* BEGIN MATERIAL PROVIDED *
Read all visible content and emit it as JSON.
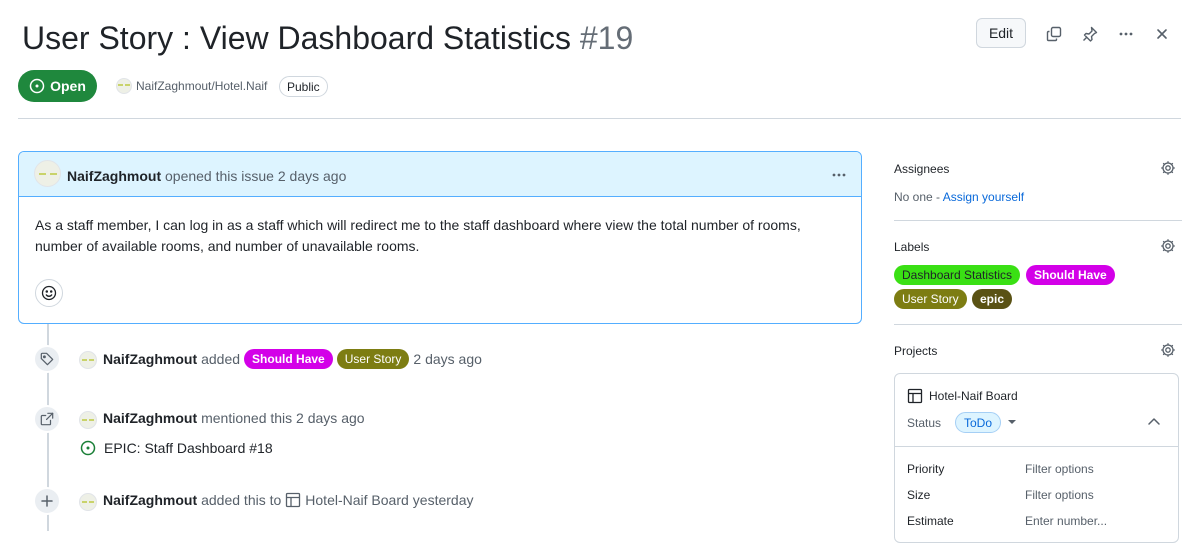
{
  "issue": {
    "title": "User Story : View Dashboard Statistics",
    "number": "#19",
    "state": "Open",
    "repo": "NaifZaghmout/Hotel.Naif",
    "visibility": "Public"
  },
  "header_actions": {
    "edit_label": "Edit",
    "icons": [
      "copy-link-icon",
      "pin-icon",
      "more-options-icon",
      "close-icon"
    ]
  },
  "comment": {
    "author": "NaifZaghmout",
    "action": "opened this issue 2 days ago",
    "body": "As a staff member, I can log in as a staff which will redirect me to the staff dashboard where view the total number of rooms, number of available rooms, and number of unavailable rooms."
  },
  "timeline": [
    {
      "icon": "tag-icon",
      "author": "NaifZaghmout",
      "action": "added",
      "labels": [
        "Should Have",
        "User Story"
      ],
      "time": "2 days ago"
    },
    {
      "icon": "cross-reference-icon",
      "author": "NaifZaghmout",
      "action": "mentioned this 2 days ago",
      "reference": "EPIC: Staff Dashboard #18"
    },
    {
      "icon": "plus-icon",
      "author": "NaifZaghmout",
      "action": "added this to",
      "project": "Hotel-Naif Board",
      "time": "yesterday"
    }
  ],
  "sidebar": {
    "assignees": {
      "title": "Assignees",
      "none": "No one -",
      "assign_link": "Assign yourself"
    },
    "labels": {
      "title": "Labels",
      "items": [
        "Dashboard Statistics",
        "Should Have",
        "User Story",
        "epic"
      ]
    },
    "projects": {
      "title": "Projects",
      "board_name": "Hotel-Naif Board",
      "status_label": "Status",
      "status_value": "ToDo",
      "fields": [
        {
          "label": "Priority",
          "value": "Filter options"
        },
        {
          "label": "Size",
          "value": "Filter options"
        },
        {
          "label": "Estimate",
          "value": "Enter number..."
        }
      ]
    }
  },
  "colors": {
    "open_green": "#1f883d",
    "should_have": "#d300e8",
    "user_story": "#7d7d12",
    "dashboard_statistics": "#3ae014",
    "epic": "#5a5214",
    "link_blue": "#0969da",
    "comment_header": "#ddf4ff"
  }
}
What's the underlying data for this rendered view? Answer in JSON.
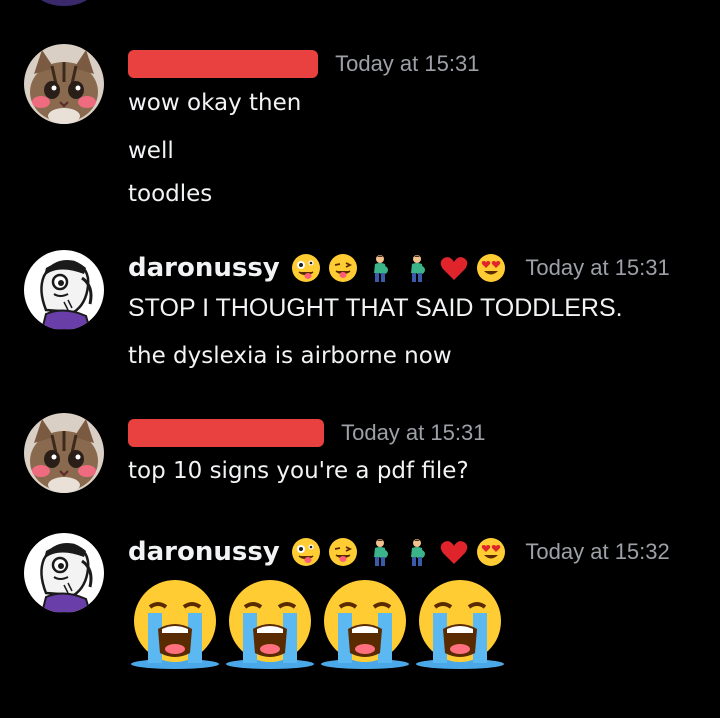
{
  "messages": [
    {
      "author": "",
      "author_redacted": true,
      "timestamp": "Today at 15:31",
      "lines": [
        "wow okay then",
        "well",
        "toodles"
      ]
    },
    {
      "author": "daronussy",
      "author_redacted": false,
      "timestamp": "Today at 15:31",
      "badges": [
        "zany-face",
        "winking-tongue-face",
        "pregnant-man",
        "pregnant-man",
        "red-heart",
        "heart-eyes-face"
      ],
      "lines": [
        "STOP I THOUGHT THAT SAID TODDLERS.",
        "the dyslexia is airborne now"
      ]
    },
    {
      "author": "",
      "author_redacted": true,
      "timestamp": "Today at 15:31",
      "lines": [
        "top 10 signs you're a pdf file?"
      ]
    },
    {
      "author": "daronussy",
      "author_redacted": false,
      "timestamp": "Today at 15:32",
      "badges": [
        "zany-face",
        "winking-tongue-face",
        "pregnant-man",
        "pregnant-man",
        "red-heart",
        "heart-eyes-face"
      ],
      "emoji_message": [
        "loudly-crying-face",
        "loudly-crying-face",
        "loudly-crying-face",
        "loudly-crying-face"
      ]
    }
  ],
  "colors": {
    "background": "#000000",
    "text": "#f2f3f5",
    "timestamp": "#9da0a6",
    "redaction": "#e8413f"
  }
}
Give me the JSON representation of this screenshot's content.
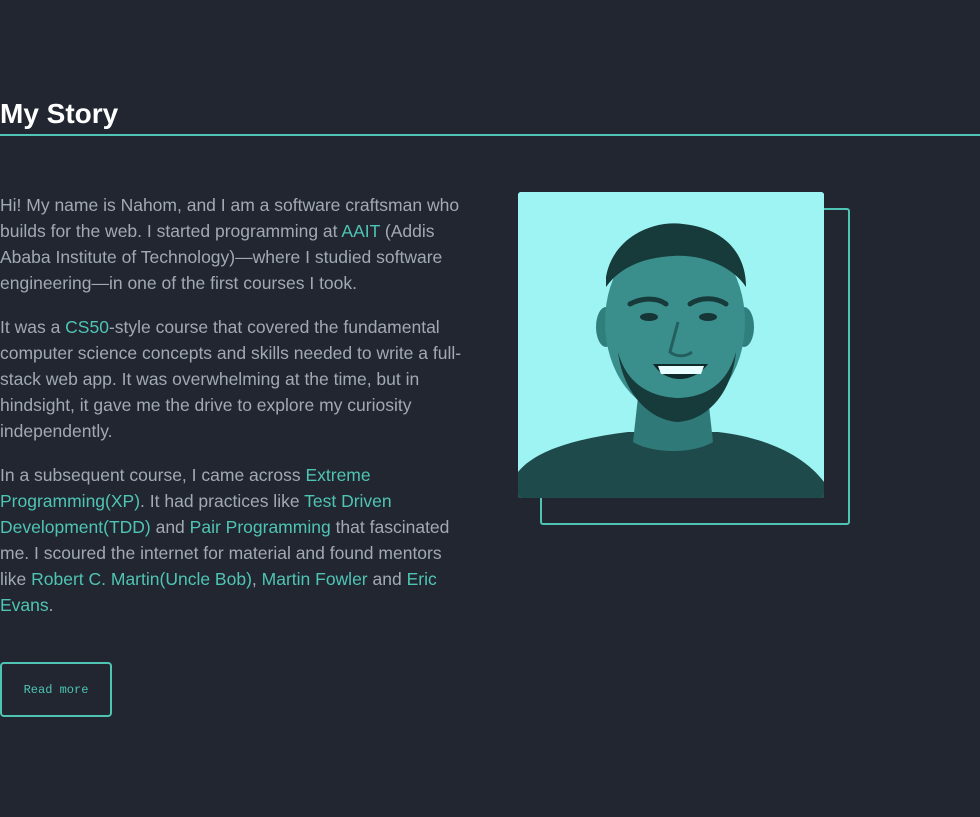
{
  "section": {
    "title": "My Story"
  },
  "story": {
    "p1": {
      "t1": "Hi! My name is Nahom, and I am a software craftsman who builds for the web. I started programming at ",
      "link_aait": "AAIT",
      "t2": " (Addis Ababa Institute of Technology)—where I studied software engineering—in one of the first courses I took."
    },
    "p2": {
      "t1": "It was a ",
      "link_cs50": "CS50",
      "t2": "-style course that covered the fundamental computer science concepts and skills needed to write a full-stack web app. It was overwhelming at the time, but in hindsight, it gave me the drive to explore my curiosity independently."
    },
    "p3": {
      "t1": "In a subsequent course, I came across ",
      "link_xp": "Extreme Programming(XP)",
      "t2": ". It had practices like ",
      "link_tdd": "Test Driven Development(TDD)",
      "t3": " and ",
      "link_pair": "Pair Programming",
      "t4": " that fascinated me. I scoured the internet for material and found mentors like ",
      "link_bob": "Robert C. Martin(Uncle Bob)",
      "t5": ", ",
      "link_fowler": "Martin Fowler",
      "t6": " and ",
      "link_evans": "Eric Evans",
      "t7": "."
    }
  },
  "read_more": {
    "label": "Read more"
  },
  "photo": {
    "alt": "portrait-photo"
  },
  "colors": {
    "background": "#212631",
    "accent": "#4fc4b4",
    "text": "#a3a9b3",
    "heading": "#ffffff",
    "photo_tint": "#9ef3f3"
  }
}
* END MATERIAL PROVIDED *
Reproduce every record above exactly, but leave out the pictures.

SOLUTION TO THE EXERCISE:
Read all visible content and emit it as JSON.
{
  "issue": {
    "title": "User Story : View Dashboard Statistics",
    "number": "#19",
    "state": "Open",
    "repo": "NaifZaghmout/Hotel.Naif",
    "visibility": "Public"
  },
  "header_actions": {
    "edit_label": "Edit",
    "icons": [
      "copy-link-icon",
      "pin-icon",
      "more-options-icon",
      "close-icon"
    ]
  },
  "comment": {
    "author": "NaifZaghmout",
    "action": "opened this issue 2 days ago",
    "body": "As a staff member, I can log in as a staff which will redirect me to the staff dashboard where view the total number of rooms, number of available rooms, and number of unavailable rooms."
  },
  "timeline": [
    {
      "icon": "tag-icon",
      "author": "NaifZaghmout",
      "action": "added",
      "labels": [
        "Should Have",
        "User Story"
      ],
      "time": "2 days ago"
    },
    {
      "icon": "cross-reference-icon",
      "author": "NaifZaghmout",
      "action": "mentioned this 2 days ago",
      "reference": "EPIC: Staff Dashboard #18"
    },
    {
      "icon": "plus-icon",
      "author": "NaifZaghmout",
      "action": "added this to",
      "project": "Hotel-Naif Board",
      "time": "yesterday"
    }
  ],
  "sidebar": {
    "assignees": {
      "title": "Assignees",
      "none": "No one -",
      "assign_link": "Assign yourself"
    },
    "labels": {
      "title": "Labels",
      "items": [
        "Dashboard Statistics",
        "Should Have",
        "User Story",
        "epic"
      ]
    },
    "projects": {
      "title": "Projects",
      "board_name": "Hotel-Naif Board",
      "status_label": "Status",
      "status_value": "ToDo",
      "fields": [
        {
          "label": "Priority",
          "value": "Filter options"
        },
        {
          "label": "Size",
          "value": "Filter options"
        },
        {
          "label": "Estimate",
          "value": "Enter number..."
        }
      ]
    }
  },
  "colors": {
    "open_green": "#1f883d",
    "should_have": "#d300e8",
    "user_story": "#7d7d12",
    "dashboard_statistics": "#3ae014",
    "epic": "#5a5214",
    "link_blue": "#0969da",
    "comment_header": "#ddf4ff"
  }
}
What's the underlying data for this rendered view? Answer in JSON.
{
  "messages": [
    {
      "author": "",
      "author_redacted": true,
      "timestamp": "Today at 15:31",
      "lines": [
        "wow okay then",
        "well",
        "toodles"
      ]
    },
    {
      "author": "daronussy",
      "author_redacted": false,
      "timestamp": "Today at 15:31",
      "badges": [
        "zany-face",
        "winking-tongue-face",
        "pregnant-man",
        "pregnant-man",
        "red-heart",
        "heart-eyes-face"
      ],
      "lines": [
        "STOP I THOUGHT THAT SAID TODDLERS.",
        "the dyslexia is airborne now"
      ]
    },
    {
      "author": "",
      "author_redacted": true,
      "timestamp": "Today at 15:31",
      "lines": [
        "top 10 signs you're a pdf file?"
      ]
    },
    {
      "author": "daronussy",
      "author_redacted": false,
      "timestamp": "Today at 15:32",
      "badges": [
        "zany-face",
        "winking-tongue-face",
        "pregnant-man",
        "pregnant-man",
        "red-heart",
        "heart-eyes-face"
      ],
      "emoji_message": [
        "loudly-crying-face",
        "loudly-crying-face",
        "loudly-crying-face",
        "loudly-crying-face"
      ]
    }
  ],
  "colors": {
    "background": "#000000",
    "text": "#f2f3f5",
    "timestamp": "#9da0a6",
    "redaction": "#e8413f"
  }
}
Give me the JSON representation of this screenshot's content.
{
  "section": {
    "title": "My Story"
  },
  "story": {
    "p1": {
      "t1": "Hi! My name is Nahom, and I am a software craftsman who builds for the web. I started programming at ",
      "link_aait": "AAIT",
      "t2": " (Addis Ababa Institute of Technology)—where I studied software engineering—in one of the first courses I took."
    },
    "p2": {
      "t1": "It was a ",
      "link_cs50": "CS50",
      "t2": "-style course that covered the fundamental computer science concepts and skills needed to write a full-stack web app. It was overwhelming at the time, but in hindsight, it gave me the drive to explore my curiosity independently."
    },
    "p3": {
      "t1": "In a subsequent course, I came across ",
      "link_xp": "Extreme Programming(XP)",
      "t2": ". It had practices like ",
      "link_tdd": "Test Driven Development(TDD)",
      "t3": " and ",
      "link_pair": "Pair Programming",
      "t4": " that fascinated me. I scoured the internet for material and found mentors like ",
      "link_bob": "Robert C. Martin(Uncle Bob)",
      "t5": ", ",
      "link_fowler": "Martin Fowler",
      "t6": " and ",
      "link_evans": "Eric Evans",
      "t7": "."
    }
  },
  "read_more": {
    "label": "Read more"
  },
  "photo": {
    "alt": "portrait-photo"
  },
  "colors": {
    "background": "#212631",
    "accent": "#4fc4b4",
    "text": "#a3a9b3",
    "heading": "#ffffff",
    "photo_tint": "#9ef3f3"
  }
}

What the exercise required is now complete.